**Directive:**
Search the data below for the string "Возраст". Extract every line that contains it.

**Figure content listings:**
※ ※ ※
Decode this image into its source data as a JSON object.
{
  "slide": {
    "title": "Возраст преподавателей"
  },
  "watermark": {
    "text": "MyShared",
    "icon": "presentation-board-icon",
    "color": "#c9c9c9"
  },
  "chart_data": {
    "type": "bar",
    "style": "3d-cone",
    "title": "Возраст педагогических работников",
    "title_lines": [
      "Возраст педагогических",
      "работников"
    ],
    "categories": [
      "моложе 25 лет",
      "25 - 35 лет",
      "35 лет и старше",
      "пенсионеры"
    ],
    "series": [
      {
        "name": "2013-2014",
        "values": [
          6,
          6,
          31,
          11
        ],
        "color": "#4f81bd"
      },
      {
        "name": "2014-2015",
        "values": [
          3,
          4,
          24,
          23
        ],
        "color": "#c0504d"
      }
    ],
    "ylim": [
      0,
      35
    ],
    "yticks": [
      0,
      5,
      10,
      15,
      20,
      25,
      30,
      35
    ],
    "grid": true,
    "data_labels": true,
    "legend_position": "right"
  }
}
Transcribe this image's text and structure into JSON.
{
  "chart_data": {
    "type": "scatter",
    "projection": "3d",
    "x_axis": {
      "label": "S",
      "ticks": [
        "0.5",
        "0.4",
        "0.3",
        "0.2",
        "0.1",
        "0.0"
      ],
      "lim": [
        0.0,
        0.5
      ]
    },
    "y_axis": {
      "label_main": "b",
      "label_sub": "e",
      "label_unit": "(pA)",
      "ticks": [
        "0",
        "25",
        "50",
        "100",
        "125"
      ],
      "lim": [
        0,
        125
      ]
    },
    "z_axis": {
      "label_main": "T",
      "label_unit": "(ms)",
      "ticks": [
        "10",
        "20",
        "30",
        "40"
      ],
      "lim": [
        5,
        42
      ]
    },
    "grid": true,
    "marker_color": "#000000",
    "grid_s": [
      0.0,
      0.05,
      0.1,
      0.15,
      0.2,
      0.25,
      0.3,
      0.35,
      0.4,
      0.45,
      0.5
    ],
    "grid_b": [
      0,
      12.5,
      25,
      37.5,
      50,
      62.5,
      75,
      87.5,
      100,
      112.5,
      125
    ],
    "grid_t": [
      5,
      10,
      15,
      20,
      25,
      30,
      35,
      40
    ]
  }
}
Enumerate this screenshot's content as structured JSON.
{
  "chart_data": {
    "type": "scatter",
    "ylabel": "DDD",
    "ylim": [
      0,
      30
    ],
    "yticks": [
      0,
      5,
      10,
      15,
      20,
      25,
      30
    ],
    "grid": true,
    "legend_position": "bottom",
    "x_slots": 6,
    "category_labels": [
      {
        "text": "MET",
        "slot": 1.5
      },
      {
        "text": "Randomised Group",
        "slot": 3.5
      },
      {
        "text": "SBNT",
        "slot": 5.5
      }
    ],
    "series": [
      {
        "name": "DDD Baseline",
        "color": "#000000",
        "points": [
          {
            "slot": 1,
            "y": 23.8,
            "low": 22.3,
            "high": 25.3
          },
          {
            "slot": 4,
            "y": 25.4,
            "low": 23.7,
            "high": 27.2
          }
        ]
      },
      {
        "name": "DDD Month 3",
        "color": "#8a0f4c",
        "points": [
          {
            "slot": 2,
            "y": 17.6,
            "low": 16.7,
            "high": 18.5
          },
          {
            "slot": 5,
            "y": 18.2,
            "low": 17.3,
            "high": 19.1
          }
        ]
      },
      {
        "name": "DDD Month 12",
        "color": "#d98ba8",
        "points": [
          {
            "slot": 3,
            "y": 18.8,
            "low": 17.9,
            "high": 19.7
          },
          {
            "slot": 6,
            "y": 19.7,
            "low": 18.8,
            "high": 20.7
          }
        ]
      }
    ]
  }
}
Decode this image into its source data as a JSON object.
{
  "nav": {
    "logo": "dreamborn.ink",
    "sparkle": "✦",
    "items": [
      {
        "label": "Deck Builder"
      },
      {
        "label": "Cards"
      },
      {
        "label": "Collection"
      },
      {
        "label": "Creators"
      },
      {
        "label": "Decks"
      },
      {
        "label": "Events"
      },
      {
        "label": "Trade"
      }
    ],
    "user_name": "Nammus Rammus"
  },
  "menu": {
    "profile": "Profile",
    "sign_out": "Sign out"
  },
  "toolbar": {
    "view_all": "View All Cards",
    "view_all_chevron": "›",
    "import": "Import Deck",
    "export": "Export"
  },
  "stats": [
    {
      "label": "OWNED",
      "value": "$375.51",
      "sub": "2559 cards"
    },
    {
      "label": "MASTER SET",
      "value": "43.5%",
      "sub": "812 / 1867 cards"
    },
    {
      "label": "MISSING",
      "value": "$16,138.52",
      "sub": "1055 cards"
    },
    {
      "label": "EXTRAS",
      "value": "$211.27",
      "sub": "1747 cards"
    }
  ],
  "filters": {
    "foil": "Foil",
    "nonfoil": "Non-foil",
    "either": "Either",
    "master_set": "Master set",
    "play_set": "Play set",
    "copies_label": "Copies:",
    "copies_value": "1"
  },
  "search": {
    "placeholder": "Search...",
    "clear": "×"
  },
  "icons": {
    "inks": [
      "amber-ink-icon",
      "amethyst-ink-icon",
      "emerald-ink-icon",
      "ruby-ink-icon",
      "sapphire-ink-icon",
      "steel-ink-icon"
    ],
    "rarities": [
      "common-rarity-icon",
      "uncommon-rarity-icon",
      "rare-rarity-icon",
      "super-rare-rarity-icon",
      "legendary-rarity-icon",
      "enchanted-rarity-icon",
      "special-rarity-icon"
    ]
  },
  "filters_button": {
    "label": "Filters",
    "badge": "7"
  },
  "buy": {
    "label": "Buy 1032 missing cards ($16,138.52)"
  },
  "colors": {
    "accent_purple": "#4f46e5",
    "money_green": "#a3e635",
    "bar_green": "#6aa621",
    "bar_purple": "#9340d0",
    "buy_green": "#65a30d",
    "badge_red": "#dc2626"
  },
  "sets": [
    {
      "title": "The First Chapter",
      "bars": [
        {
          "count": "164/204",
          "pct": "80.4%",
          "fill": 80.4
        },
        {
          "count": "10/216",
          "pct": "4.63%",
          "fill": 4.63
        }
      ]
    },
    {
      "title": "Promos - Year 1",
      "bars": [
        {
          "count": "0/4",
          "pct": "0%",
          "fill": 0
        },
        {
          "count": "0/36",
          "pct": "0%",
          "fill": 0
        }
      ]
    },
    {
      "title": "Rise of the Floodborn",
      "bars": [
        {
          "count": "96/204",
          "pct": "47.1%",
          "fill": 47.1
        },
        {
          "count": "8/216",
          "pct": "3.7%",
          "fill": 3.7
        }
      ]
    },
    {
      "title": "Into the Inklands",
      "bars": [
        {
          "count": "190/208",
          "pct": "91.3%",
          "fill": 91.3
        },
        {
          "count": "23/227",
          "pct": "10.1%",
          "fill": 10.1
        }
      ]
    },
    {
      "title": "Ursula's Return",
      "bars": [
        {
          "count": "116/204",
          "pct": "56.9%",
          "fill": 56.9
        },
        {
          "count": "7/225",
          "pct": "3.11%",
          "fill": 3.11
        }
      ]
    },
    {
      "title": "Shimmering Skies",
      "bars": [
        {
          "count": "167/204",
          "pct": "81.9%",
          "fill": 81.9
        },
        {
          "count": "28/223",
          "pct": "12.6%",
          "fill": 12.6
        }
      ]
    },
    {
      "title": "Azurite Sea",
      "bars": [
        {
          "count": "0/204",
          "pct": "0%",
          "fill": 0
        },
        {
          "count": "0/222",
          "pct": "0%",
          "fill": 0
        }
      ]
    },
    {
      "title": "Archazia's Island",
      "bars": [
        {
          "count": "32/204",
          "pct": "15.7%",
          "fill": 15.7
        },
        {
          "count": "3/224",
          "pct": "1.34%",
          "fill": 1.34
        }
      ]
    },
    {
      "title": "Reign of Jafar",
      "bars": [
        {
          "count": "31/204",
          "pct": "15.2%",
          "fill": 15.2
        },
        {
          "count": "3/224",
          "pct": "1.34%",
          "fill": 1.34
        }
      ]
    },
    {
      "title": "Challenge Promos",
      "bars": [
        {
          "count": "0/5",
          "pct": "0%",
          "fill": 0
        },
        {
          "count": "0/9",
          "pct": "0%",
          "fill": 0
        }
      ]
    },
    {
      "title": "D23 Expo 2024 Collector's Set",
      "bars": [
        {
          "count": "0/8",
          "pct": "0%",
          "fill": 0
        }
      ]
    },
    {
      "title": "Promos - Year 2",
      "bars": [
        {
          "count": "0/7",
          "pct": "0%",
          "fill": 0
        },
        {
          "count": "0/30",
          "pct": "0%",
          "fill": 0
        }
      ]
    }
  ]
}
※ ※ ※
**Result for this task:**
    "title": "Возраст преподавателей"
    "title": "Возраст педагогических работников",
      "Возраст педагогических",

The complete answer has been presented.